Return all of the entries exactly as written.

------------------------------------------------

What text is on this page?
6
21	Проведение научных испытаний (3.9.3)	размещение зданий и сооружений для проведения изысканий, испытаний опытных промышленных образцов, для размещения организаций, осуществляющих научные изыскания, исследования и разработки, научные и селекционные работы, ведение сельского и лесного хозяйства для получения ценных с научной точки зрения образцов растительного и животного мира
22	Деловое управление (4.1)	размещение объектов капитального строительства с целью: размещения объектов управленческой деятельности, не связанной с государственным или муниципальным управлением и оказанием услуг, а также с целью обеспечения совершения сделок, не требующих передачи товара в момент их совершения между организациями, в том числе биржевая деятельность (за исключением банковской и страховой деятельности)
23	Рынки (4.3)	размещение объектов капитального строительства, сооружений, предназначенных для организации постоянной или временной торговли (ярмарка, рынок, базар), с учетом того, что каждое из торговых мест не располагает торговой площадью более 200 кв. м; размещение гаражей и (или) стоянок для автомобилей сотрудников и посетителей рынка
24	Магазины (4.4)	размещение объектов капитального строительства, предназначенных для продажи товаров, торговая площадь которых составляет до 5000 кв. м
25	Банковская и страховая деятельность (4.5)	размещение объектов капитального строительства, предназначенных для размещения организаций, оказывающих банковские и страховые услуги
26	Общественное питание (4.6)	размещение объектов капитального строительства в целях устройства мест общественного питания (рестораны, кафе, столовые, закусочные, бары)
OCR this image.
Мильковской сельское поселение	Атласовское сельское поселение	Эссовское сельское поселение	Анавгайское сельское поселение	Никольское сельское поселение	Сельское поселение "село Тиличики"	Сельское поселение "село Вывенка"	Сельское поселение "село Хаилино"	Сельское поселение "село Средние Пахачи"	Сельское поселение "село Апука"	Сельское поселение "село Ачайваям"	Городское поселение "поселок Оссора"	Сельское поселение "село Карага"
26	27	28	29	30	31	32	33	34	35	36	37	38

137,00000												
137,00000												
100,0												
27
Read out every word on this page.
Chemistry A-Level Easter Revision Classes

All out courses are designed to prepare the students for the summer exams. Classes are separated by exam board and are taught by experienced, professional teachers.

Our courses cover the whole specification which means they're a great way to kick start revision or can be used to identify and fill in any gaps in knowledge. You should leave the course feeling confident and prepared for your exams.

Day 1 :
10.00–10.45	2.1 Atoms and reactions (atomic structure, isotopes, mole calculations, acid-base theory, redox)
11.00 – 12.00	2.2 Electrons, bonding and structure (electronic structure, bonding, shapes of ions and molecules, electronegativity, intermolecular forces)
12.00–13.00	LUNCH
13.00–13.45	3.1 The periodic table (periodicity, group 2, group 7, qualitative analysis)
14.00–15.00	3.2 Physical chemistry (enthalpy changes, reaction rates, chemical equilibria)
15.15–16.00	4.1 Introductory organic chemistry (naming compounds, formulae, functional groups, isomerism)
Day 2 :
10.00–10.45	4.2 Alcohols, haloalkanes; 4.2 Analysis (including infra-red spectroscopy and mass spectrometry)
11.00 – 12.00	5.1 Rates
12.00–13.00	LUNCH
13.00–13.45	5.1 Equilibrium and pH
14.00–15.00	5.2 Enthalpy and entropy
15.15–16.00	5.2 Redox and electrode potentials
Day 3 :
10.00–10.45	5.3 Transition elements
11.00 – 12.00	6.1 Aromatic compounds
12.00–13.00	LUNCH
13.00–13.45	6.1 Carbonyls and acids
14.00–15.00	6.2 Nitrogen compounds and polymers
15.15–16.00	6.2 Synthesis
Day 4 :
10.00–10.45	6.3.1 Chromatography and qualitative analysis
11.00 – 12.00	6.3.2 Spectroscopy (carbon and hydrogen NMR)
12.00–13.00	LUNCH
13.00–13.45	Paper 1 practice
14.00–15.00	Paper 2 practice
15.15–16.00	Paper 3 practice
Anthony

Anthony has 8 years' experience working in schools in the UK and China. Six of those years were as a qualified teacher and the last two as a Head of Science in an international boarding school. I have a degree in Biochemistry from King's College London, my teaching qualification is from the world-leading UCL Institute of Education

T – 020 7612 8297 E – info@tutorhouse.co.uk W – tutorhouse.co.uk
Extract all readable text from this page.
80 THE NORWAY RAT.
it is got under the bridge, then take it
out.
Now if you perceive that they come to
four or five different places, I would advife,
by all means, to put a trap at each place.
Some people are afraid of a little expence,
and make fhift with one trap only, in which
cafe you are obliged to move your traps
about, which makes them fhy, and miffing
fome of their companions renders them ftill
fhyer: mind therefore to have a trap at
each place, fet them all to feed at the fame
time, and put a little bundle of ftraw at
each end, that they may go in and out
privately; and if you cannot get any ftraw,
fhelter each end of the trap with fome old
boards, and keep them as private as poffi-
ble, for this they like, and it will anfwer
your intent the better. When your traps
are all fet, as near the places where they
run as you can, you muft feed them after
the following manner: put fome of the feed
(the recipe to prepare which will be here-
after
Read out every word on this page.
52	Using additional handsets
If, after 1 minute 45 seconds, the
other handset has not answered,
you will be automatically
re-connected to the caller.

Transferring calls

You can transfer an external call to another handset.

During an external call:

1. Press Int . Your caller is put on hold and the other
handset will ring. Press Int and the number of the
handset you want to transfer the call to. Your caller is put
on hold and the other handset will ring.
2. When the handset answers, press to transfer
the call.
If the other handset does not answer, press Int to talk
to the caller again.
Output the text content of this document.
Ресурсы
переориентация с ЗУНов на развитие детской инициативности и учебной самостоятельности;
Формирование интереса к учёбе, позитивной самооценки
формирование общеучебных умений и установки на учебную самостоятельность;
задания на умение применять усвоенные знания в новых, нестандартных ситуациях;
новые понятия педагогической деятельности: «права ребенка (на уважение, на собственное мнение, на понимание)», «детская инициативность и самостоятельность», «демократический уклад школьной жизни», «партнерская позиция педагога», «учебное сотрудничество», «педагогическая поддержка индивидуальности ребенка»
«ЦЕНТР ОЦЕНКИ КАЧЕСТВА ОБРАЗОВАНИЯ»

------------------------------------------------

### Exercise output
What text is on this page?
6
21	Проведение научных испытаний (3.9.3)	размещение зданий и сооружений для проведения изысканий, испытаний опытных промышленных образцов, для размещения организаций, осуществляющих научные изыскания, исследования и разработки, научные и селекционные работы, ведение сельского и лесного хозяйства для получения ценных с научной точки зрения образцов растительного и животного мира
22	Деловое управление (4.1)	размещение объектов капитального строительства с целью: размещения объектов управленческой деятельности, не связанной с государственным или муниципальным управлением и оказанием услуг, а также с целью обеспечения совершения сделок, не требующих передачи товара в момент их совершения между организациями, в том числе биржевая деятельность (за исключением банковской и страховой деятельности)
23	Рынки (4.3)	размещение объектов капитального строительства, сооружений, предназначенных для организации постоянной или временной торговли (ярмарка, рынок, базар), с учетом того, что каждое из торговых мест не располагает торговой площадью более 200 кв. м; размещение гаражей и (или) стоянок для автомобилей сотрудников и посетителей рынка
24	Магазины (4.4)	размещение объектов капитального строительства, предназначенных для продажи товаров, торговая площадь которых составляет до 5000 кв. м
25	Банковская и страховая деятельность (4.5)	размещение объектов капитального строительства, предназначенных для размещения организаций, оказывающих банковские и страховые услуги
26	Общественное питание (4.6)	размещение объектов капитального строительства в целях устройства мест общественного питания (рестораны, кафе, столовые, закусочные, бары)
OCR this image.
Мильковской сельское поселение	Атласовское сельское поселение	Эссовское сельское поселение	Анавгайское сельское поселение	Никольское сельское поселение	Сельское поселение "село Тиличики"	Сельское поселение "село Вывенка"	Сельское поселение "село Хаилино"	Сельское поселение "село Средние Пахачи"	Сельское поселение "село Апука"	Сельское поселение "село Ачайваям"	Городское поселение "поселок Оссора"	Сельское поселение "село Карага"
26	27	28	29	30	31	32	33	34	35	36	37	38

137,00000												
137,00000												
100,0												
27
Read out every word on this page.
Chemistry A-Level Easter Revision Classes

All out courses are designed to prepare the students for the summer exams. Classes are separated by exam board and are taught by experienced, professional teachers.

Our courses cover the whole specification which means they're a great way to kick start revision or can be used to identify and fill in any gaps in knowledge. You should leave the course feeling confident and prepared for your exams.

Day 1 :
10.00–10.45	2.1 Atoms and reactions (atomic structure, isotopes, mole calculations, acid-base theory, redox)
11.00 – 12.00	2.2 Electrons, bonding and structure (electronic structure, bonding, shapes of ions and molecules, electronegativity, intermolecular forces)
12.00–13.00	LUNCH
13.00–13.45	3.1 The periodic table (periodicity, group 2, group 7, qualitative analysis)
14.00–15.00	3.2 Physical chemistry (enthalpy changes, reaction rates, chemical equilibria)
15.15–16.00	4.1 Introductory organic chemistry (naming compounds, formulae, functional groups, isomerism)
Day 2 :
10.00–10.45	4.2 Alcohols, haloalkanes; 4.2 Analysis (including infra-red spectroscopy and mass spectrometry)
11.00 – 12.00	5.1 Rates
12.00–13.00	LUNCH
13.00–13.45	5.1 Equilibrium and pH
14.00–15.00	5.2 Enthalpy and entropy
15.15–16.00	5.2 Redox and electrode potentials
Day 3 :
10.00–10.45	5.3 Transition elements
11.00 – 12.00	6.1 Aromatic compounds
12.00–13.00	LUNCH
13.00–13.45	6.1 Carbonyls and acids
14.00–15.00	6.2 Nitrogen compounds and polymers
15.15–16.00	6.2 Synthesis
Day 4 :
10.00–10.45	6.3.1 Chromatography and qualitative analysis
11.00 – 12.00	6.3.2 Spectroscopy (carbon and hydrogen NMR)
12.00–13.00	LUNCH
13.00–13.45	Paper 1 practice
14.00–15.00	Paper 2 practice
15.15–16.00	Paper 3 practice
Anthony

Anthony has 8 years' experience working in schools in the UK and China. Six of those years were as a qualified teacher and the last two as a Head of Science in an international boarding school. I have a degree in Biochemistry from King's College London, my teaching qualification is from the world-leading UCL Institute of Education

T – 020 7612 8297 E – info@tutorhouse.co.uk W – tutorhouse.co.uk
Extract all readable text from this page.
80 THE NORWAY RAT.
it is got under the bridge, then take it
out.
Now if you perceive that they come to
four or five different places, I would advife,
by all means, to put a trap at each place.
Some people are afraid of a little expence,
and make fhift with one trap only, in which
cafe you are obliged to move your traps
about, which makes them fhy, and miffing
fome of their companions renders them ftill
fhyer: mind therefore to have a trap at
each place, fet them all to feed at the fame
time, and put a little bundle of ftraw at
each end, that they may go in and out
privately; and if you cannot get any ftraw,
fhelter each end of the trap with fome old
boards, and keep them as private as poffi-
ble, for this they like, and it will anfwer
your intent the better. When your traps
are all fet, as near the places where they
run as you can, you muft feed them after
the following manner: put fome of the feed
(the recipe to prepare which will be here-
after
Read out every word on this page.
52	Using additional handsets
If, after 1 minute 45 seconds, the
other handset has not answered,
you will be automatically
re-connected to the caller.

Transferring calls

You can transfer an external call to another handset.

During an external call:

1. Press Int . Your caller is put on hold and the other
handset will ring. Press Int and the number of the
handset you want to transfer the call to. Your caller is put
on hold and the other handset will ring.
2. When the handset answers, press to transfer
the call.
If the other handset does not answer, press Int to talk
to the caller again.
Output the text content of this document.
Ресурсы
переориентация с ЗУНов на развитие детской инициативности и учебной самостоятельности;
Формирование интереса к учёбе, позитивной самооценки
формирование общеучебных умений и установки на учебную самостоятельность;
задания на умение применять усвоенные знания в новых, нестандартных ситуациях;
новые понятия педагогической деятельности: «права ребенка (на уважение, на собственное мнение, на понимание)», «детская инициативность и самостоятельность», «демократический уклад школьной жизни», «партнерская позиция педагога», «учебное сотрудничество», «педагогическая поддержка индивидуальности ребенка»
«ЦЕНТР ОЦЕНКИ КАЧЕСТВА ОБРАЗОВАНИЯ»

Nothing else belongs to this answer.